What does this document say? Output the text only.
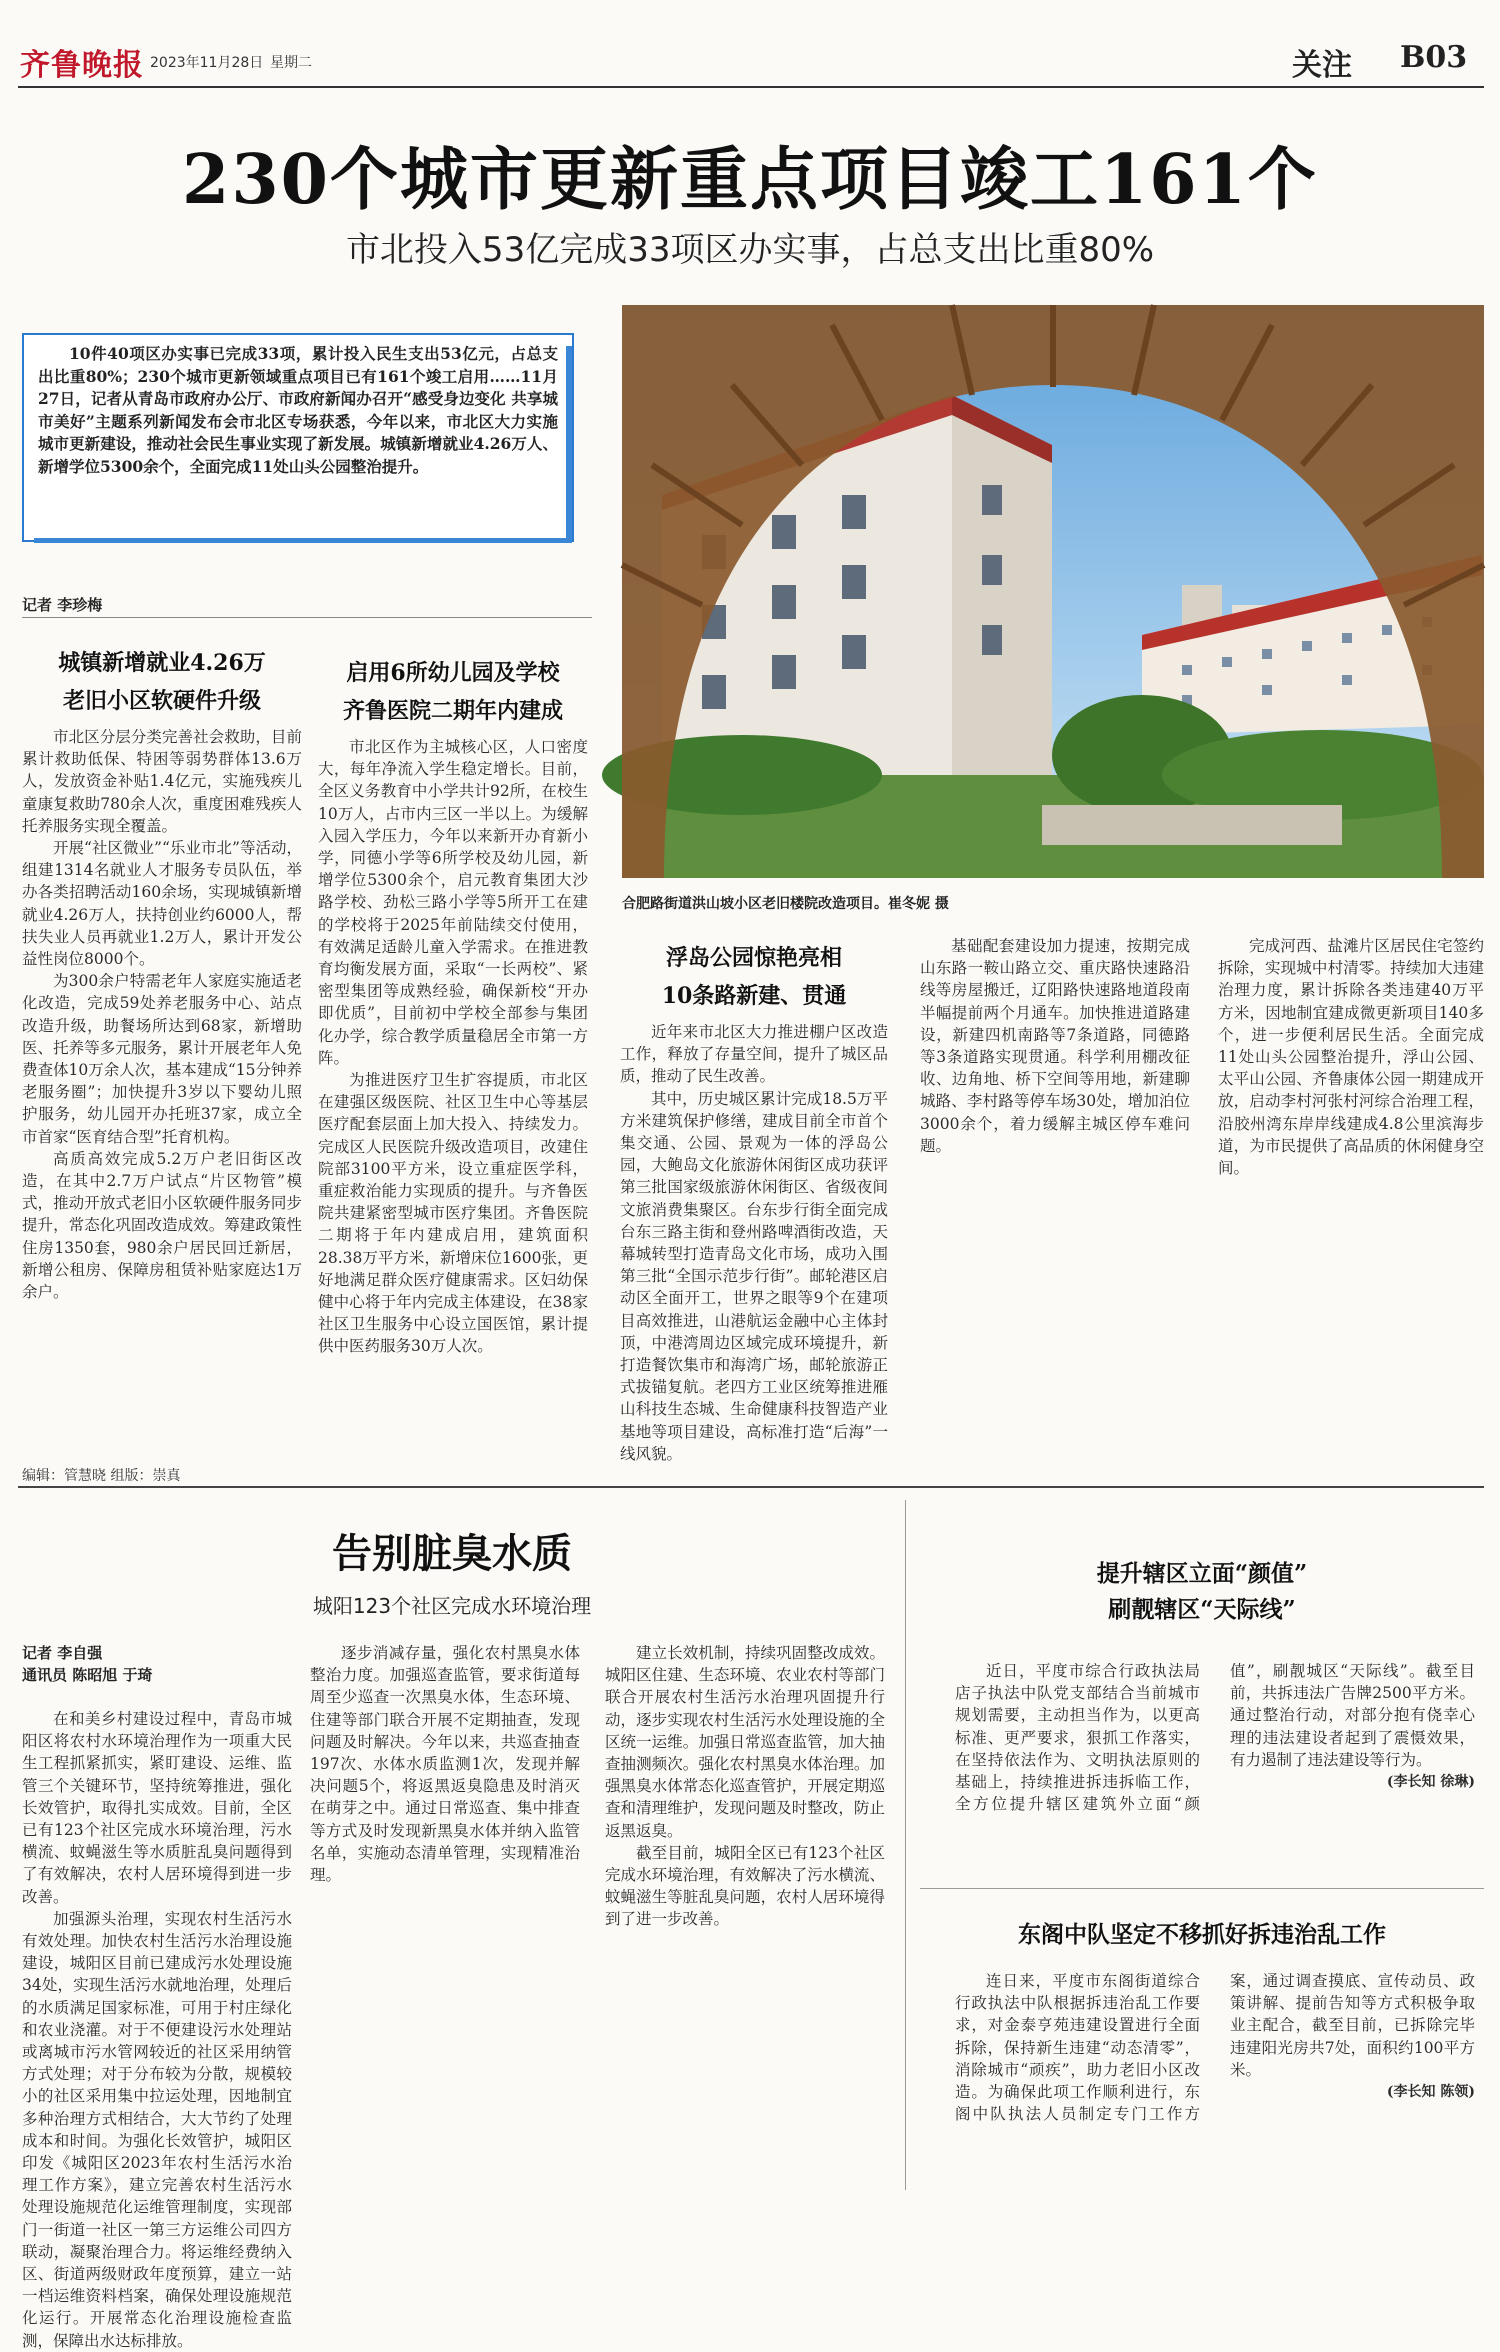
齐鲁晚报 2023年11月28日 星期二	关注 B03
230个城市更新重点项目竣工161个
市北投入53亿完成33项区办实事，占总支出比重80%
10件40项区办实事已完成33项，累计投入民生支出53亿元，占总支出比重80%；230个城市更新领域重点项目已有161个竣工启用……11月27日，记者从青岛市政府办公厅、市政府新闻办召开“感受身边变化 共享城市美好”主题系列新闻发布会市北区专场获悉，今年以来，市北区大力实施城市更新建设，推动社会民生事业实现了新发展。城镇新增就业4.26万人、新增学位5300余个，全面完成11处山头公园整治提升。
合肥路街道洪山坡小区老旧楼院改造项目。崔冬妮 摄
记者 李珍梅
城镇新增就业4.26万
老旧小区软硬件升级

市北区分层分类完善社会救助，目前累计救助低保、特困等弱势群体13.6万人，发放资金补贴1.4亿元，实施残疾儿童康复救助780余人次，重度困难残疾人托养服务实现全覆盖。

开展“社区微业”“乐业市北”等活动，组建1314名就业人才服务专员队伍，举办各类招聘活动160余场，实现城镇新增就业4.26万人，扶持创业约6000人，帮扶失业人员再就业1.2万人，累计开发公益性岗位8000个。

为300余户特需老年人家庭实施适老化改造，完成59处养老服务中心、站点改造升级，助餐场所达到68家，新增助医、托养等多元服务，累计开展老年人免费查体10万余人次，基本建成“15分钟养老服务圈”；加快提升3岁以下婴幼儿照护服务，幼儿园开办托班37家，成立全市首家“医育结合型”托育机构。

高质高效完成5.2万户老旧街区改造，在其中2.7万户试点“片区物管”模式，推动开放式老旧小区软硬件服务同步提升，常态化巩固改造成效。筹建政策性住房1350套，980余户居民回迁新居，新增公租房、保障房租赁补贴家庭达1万余户。

启用6所幼儿园及学校
齐鲁医院二期年内建成

市北区作为主城核心区，人口密度大，每年净流入学生稳定增长。目前，全区义务教育中小学共计92所，在校生10万人，占市内三区一半以上。为缓解入园入学压力，今年以来新开办育新小学，同德小学等6所学校及幼儿园，新增学位5300余个，启元教育集团大沙路学校、劲松三路小学等5所开工在建的学校将于2025年前陆续交付使用，有效满足适龄儿童入学需求。在推进教育均衡发展方面，采取“一长两校”、紧密型集团等成熟经验，确保新校“开办即优质”，目前初中学校全部参与集团化办学，综合教学质量稳居全市第一方阵。

为推进医疗卫生扩容提质，市北区在建强区级医院、社区卫生中心等基层医疗配套层面上加大投入、持续发力。完成区人民医院升级改造项目，改建住院部3100平方米，设立重症医学科，重症救治能力实现质的提升。与齐鲁医院共建紧密型城市医疗集团。齐鲁医院二期将于年内建成启用，建筑面积28.38万平方米，新增床位1600张，更好地满足群众医疗健康需求。区妇幼保健中心将于年内完成主体建设，在38家社区卫生服务中心设立国医馆，累计提供中医药服务30万人次。

浮岛公园惊艳亮相
10条路新建、贯通

近年来市北区大力推进棚户区改造工作，释放了存量空间，提升了城区品质，推动了民生改善。

其中，历史城区累计完成18.5万平方米建筑保护修缮，建成目前全市首个集交通、公园、景观为一体的浮岛公园，大鲍岛文化旅游休闲街区成功获评第三批国家级旅游休闲街区、省级夜间文旅消费集聚区。台东步行街全面完成台东三路主街和登州路啤酒街改造，天幕城转型打造青岛文化市场，成功入围第三批“全国示范步行街”。邮轮港区启动区全面开工，世界之眼等9个在建项目高效推进，山港航运金融中心主体封顶，中港湾周边区域完成环境提升，新打造餐饮集市和海湾广场，邮轮旅游正式拔锚复航。老四方工业区统筹推进雁山科技生态城、生命健康科技智造产业基地等项目建设，高标准打造“后海”一线风貌。

基础配套建设加力提速，按期完成山东路一鞍山路立交、重庆路快速路沿线等房屋搬迁，辽阳路快速路地道段南半幅提前两个月通车。加快推进道路建设，新建四机南路等7条道路，同德路等3条道路实现贯通。科学利用棚改征收、边角地、桥下空间等用地，新建聊城路、李村路等停车场30处，增加泊位3000余个，着力缓解主城区停车难问题。

完成河西、盐滩片区居民住宅签约拆除，实现城中村清零。持续加大违建治理力度，累计拆除各类违建40万平方米，因地制宜建成微更新项目140多个，进一步便利居民生活。全面完成11处山头公园整治提升，浮山公园、太平山公园、齐鲁康体公园一期建成开放，启动李村河张村河综合治理工程，沿胶州湾东岸岸线建成4.8公里滨海步道，为市民提供了高品质的休闲健身空间。

编辑：管慧晓 组版：崇真
告别脏臭水质
城阳123个社区完成水环境治理
记者 李自强
通讯员 陈昭旭 于琦

在和美乡村建设过程中，青岛市城阳区将农村水环境治理作为一项重大民生工程抓紧抓实，紧盯建设、运维、监管三个关键环节，坚持统筹推进，强化长效管护，取得扎实成效。目前，全区已有123个社区完成水环境治理，污水横流、蚊蝇滋生等水质脏乱臭问题得到了有效解决，农村人居环境得到进一步改善。

加强源头治理，实现农村生活污水有效处理。加快农村生活污水治理设施建设，城阳区目前已建成污水处理设施34处，实现生活污水就地治理，处理后的水质满足国家标准，可用于村庄绿化和农业浇灌。对于不便建设污水处理站或离城市污水管网较近的社区采用纳管方式处理；对于分布较为分散，规模较小的社区采用集中拉运处理，因地制宜多种治理方式相结合，大大节约了处理成本和时间。为强化长效管护，城阳区印发《城阳区2023年农村生活污水治理工作方案》，建立完善农村生活污水处理设施规范化运维管理制度，实现部门一街道一社区一第三方运维公司四方联动，凝聚治理合力。将运维经费纳入区、街道两级财政年度预算，建立一站一档运维资料档案，确保处理设施规范化运行。开展常态化治理设施检查监测，保障出水达标排放。

逐步消减存量，强化农村黑臭水体整治力度。加强巡查监管，要求街道每周至少巡查一次黑臭水体，生态环境、住建等部门联合开展不定期抽查，发现问题及时解决。今年以来，共巡查抽查197次、水体水质监测1次，发现并解决问题5个，将返黑返臭隐患及时消灭在萌芽之中。通过日常巡查、集中排查等方式及时发现新黑臭水体并纳入监管名单，实施动态清单管理，实现精准治理。

建立长效机制，持续巩固整改成效。城阳区住建、生态环境、农业农村等部门联合开展农村生活污水治理巩固提升行动，逐步实现农村生活污水处理设施的全区统一运维。加强日常巡查监管，加大抽查抽测频次。强化农村黑臭水体治理。加强黑臭水体常态化巡查管护，开展定期巡查和清理维护，发现问题及时整改，防止返黑返臭。

截至目前，城阳全区已有123个社区完成水环境治理，有效解决了污水横流、蚊蝇滋生等脏乱臭问题，农村人居环境得到了进一步改善。

提升辖区立面“颜值”
刷靓辖区“天际线”

近日，平度市综合行政执法局店子执法中队党支部结合当前城市规划需要，主动担当作为，以更高标准、更严要求，狠抓工作落实，在坚持依法作为、文明执法原则的基础上，持续推进拆违拆临工作，全方位提升辖区建筑外立面“颜值”，刷靓城区“天际线”。截至目前，共拆违法广告牌2500平方米。通过整治行动，对部分抱有侥幸心理的违法建设者起到了震慑效果，有力遏制了违法建设等行为。

(李长知 徐琳)

东阁中队坚定不移抓好拆违治乱工作

连日来，平度市东阁街道综合行政执法中队根据拆违治乱工作要求，对金泰亨苑违建设置进行全面拆除，保持新生违建“动态清零”，消除城市“顽疾”，助力老旧小区改造。为确保此项工作顺利进行，东阁中队执法人员制定专门工作方案，通过调查摸底、宣传动员、政策讲解、提前告知等方式积极争取业主配合，截至目前，已拆除完毕违建阳光房共7处，面积约100平方米。

(李长知 陈领)
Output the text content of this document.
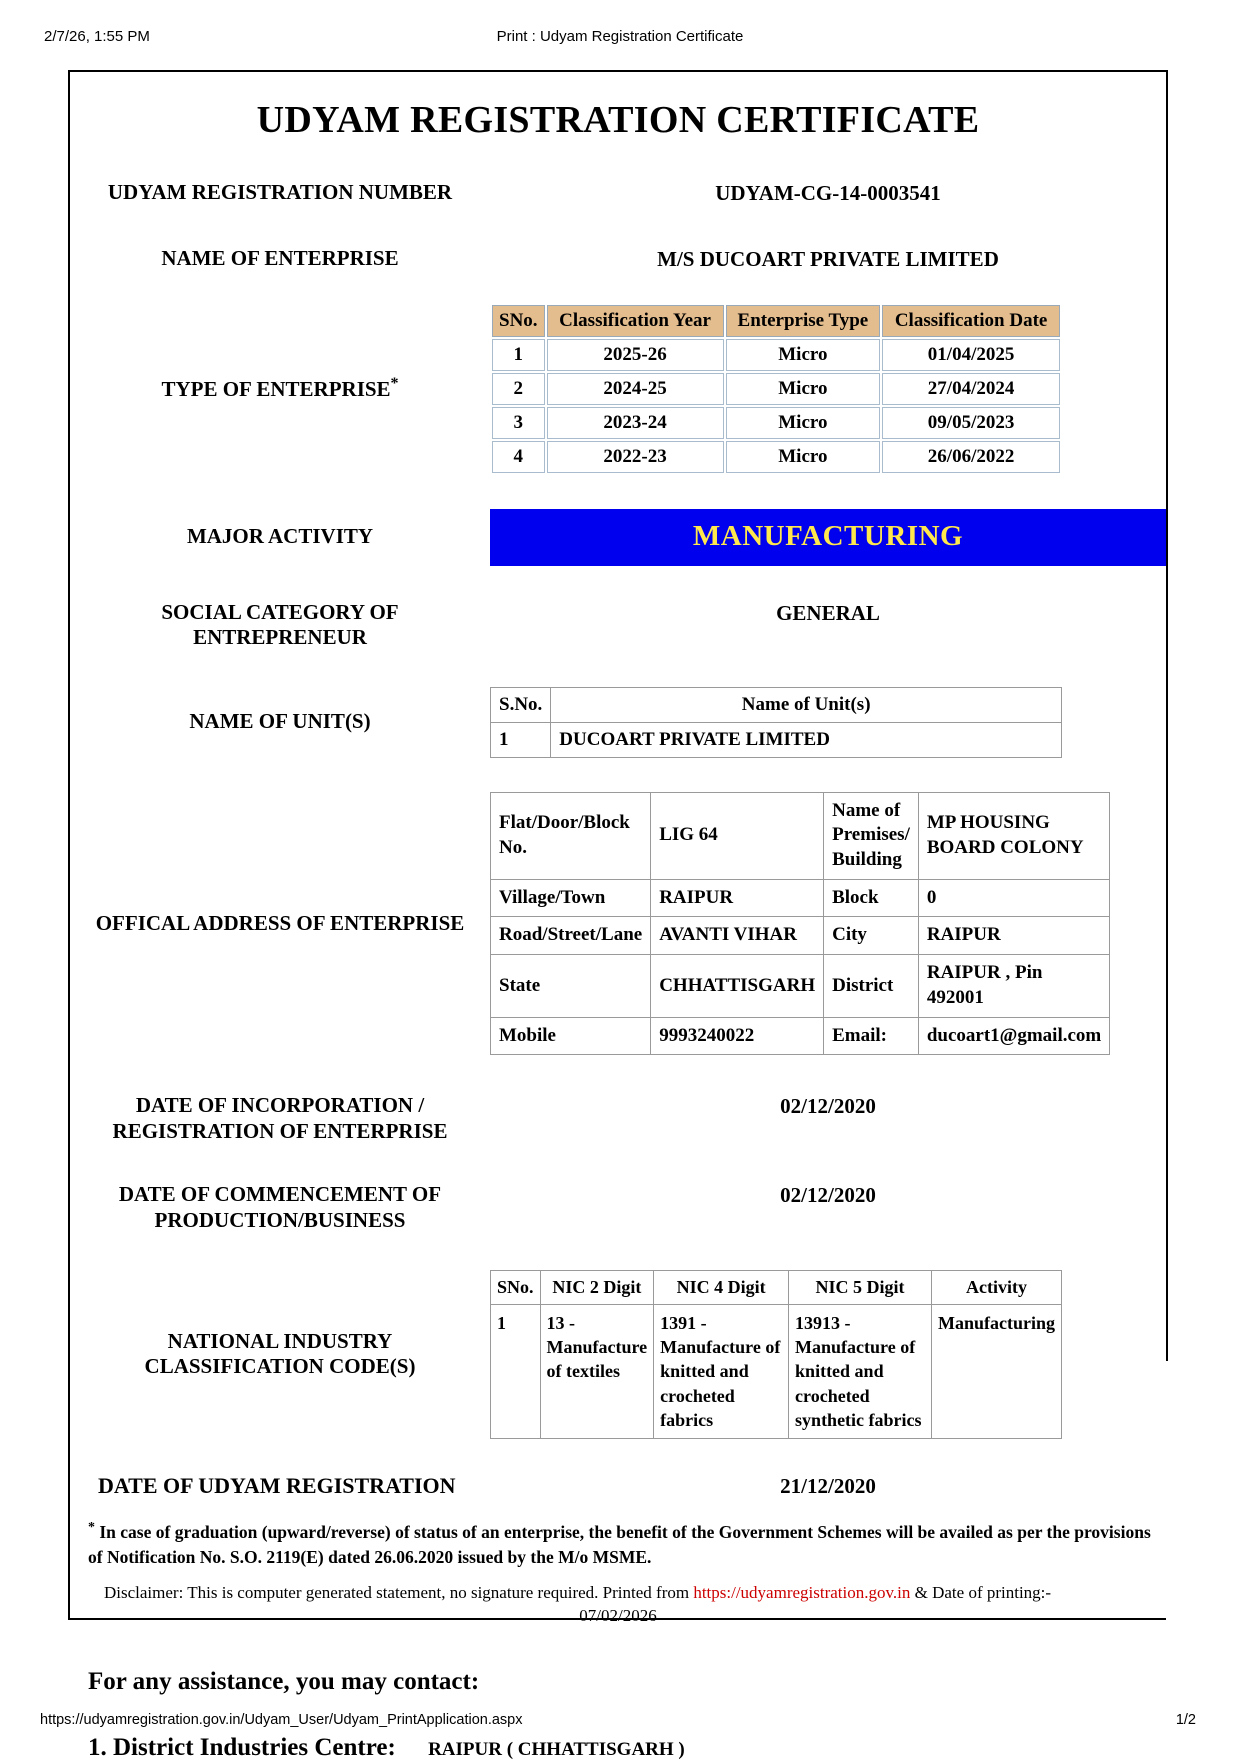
2/7/26, 1:55 PM	Print : Udyam Registration Certificate
UDYAM REGISTRATION CERTIFICATE
UDYAM REGISTRATION NUMBER	UDYAM-CG-14-0003541
NAME OF ENTERPRISE	M/S DUCOART PRIVATE LIMITED
TYPE OF ENTERPRISE*
SNo.	Classification Year	Enterprise Type	Classification Date
1	2025-26	Micro	01/04/2025
2	2024-25	Micro	27/04/2024
3	2023-24	Micro	09/05/2023
4	2022-23	Micro	26/06/2022
MAJOR ACTIVITY	MANUFACTURING
SOCIAL CATEGORY OF ENTREPRENEUR
GENERAL
NAME OF UNIT(S)
S.No.	Name of Unit(s)
1	DUCOART PRIVATE LIMITED
OFFICAL ADDRESS OF ENTERPRISE
Flat/Door/Block No.	LIG 64	Name of Premises/ Building	MP HOUSING BOARD COLONY
Village/Town	RAIPUR	Block	0
Road/Street/Lane	AVANTI VIHAR	City	RAIPUR
State	CHHATTISGARH	District	RAIPUR , Pin 492001
Mobile	9993240022	Email:	ducoart1@gmail.com
DATE OF INCORPORATION / REGISTRATION OF ENTERPRISE
02/12/2020
DATE OF COMMENCEMENT OF PRODUCTION/BUSINESS
02/12/2020
NATIONAL INDUSTRY CLASSIFICATION CODE(S)
SNo.	NIC 2 Digit	NIC 4 Digit	NIC 5 Digit	Activity
1	13 - Manufacture of textiles	1391 - Manufacture of knitted and crocheted fabrics	13913 - Manufacture of knitted and crocheted synthetic fabrics	Manufacturing
DATE OF UDYAM REGISTRATION	21/12/2020
* In case of graduation (upward/reverse) of status of an enterprise, the benefit of the Government Schemes will be availed as per the provisions of Notification No. S.O. 2119(E) dated 26.06.2020 issued by the M/o MSME.
Disclaimer: This is computer generated statement, no signature required. Printed from https://udyamregistration.gov.in & Date of printing:-
07/02/2026
For any assistance, you may contact:
1. District Industries Centre: RAIPUR ( CHHATTISGARH )
https://udyamregistration.gov.in/Udyam_User/Udyam_PrintApplication.aspx	1/2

**********

**What is being asked:**
In the listing above, find the lines holding the word "LIMITED" and copy them.

**Reply:**
NAME OF ENTERPRISE	M/S DUCOART PRIVATE LIMITED
1	DUCOART PRIVATE LIMITED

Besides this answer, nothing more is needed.